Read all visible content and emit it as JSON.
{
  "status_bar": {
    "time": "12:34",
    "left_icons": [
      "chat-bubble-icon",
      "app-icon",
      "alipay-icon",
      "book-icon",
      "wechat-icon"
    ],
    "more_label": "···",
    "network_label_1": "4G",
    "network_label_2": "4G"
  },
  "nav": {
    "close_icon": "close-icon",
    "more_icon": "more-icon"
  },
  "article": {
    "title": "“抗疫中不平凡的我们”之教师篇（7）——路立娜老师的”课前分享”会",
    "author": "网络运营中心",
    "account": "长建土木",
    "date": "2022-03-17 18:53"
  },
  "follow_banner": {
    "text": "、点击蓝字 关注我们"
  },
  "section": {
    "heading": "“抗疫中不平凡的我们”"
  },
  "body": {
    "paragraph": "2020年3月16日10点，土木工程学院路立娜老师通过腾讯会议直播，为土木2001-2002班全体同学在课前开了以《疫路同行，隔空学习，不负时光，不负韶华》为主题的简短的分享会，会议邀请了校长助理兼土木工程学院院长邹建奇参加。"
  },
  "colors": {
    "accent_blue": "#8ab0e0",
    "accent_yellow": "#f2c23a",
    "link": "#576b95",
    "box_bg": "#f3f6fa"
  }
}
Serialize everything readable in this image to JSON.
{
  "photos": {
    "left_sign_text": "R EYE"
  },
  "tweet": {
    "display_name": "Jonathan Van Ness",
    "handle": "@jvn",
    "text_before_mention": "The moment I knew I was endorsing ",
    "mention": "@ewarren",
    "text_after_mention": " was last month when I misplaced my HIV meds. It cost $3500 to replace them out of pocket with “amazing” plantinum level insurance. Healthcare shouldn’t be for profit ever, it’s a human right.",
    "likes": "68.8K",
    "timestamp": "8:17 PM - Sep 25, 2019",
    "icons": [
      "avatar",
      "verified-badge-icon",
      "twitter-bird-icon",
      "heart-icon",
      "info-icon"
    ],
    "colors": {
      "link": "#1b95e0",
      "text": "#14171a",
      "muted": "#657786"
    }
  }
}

TASK BRIEF: Lines of the material that contain the word "抗疫中不平凡的我们" are to be gathered.

OUTPUT OF THE TASK:
    "title": "“抗疫中不平凡的我们”之教师篇（7）——路立娜老师的”课前分享”会",
    "heading": "“抗疫中不平凡的我们”"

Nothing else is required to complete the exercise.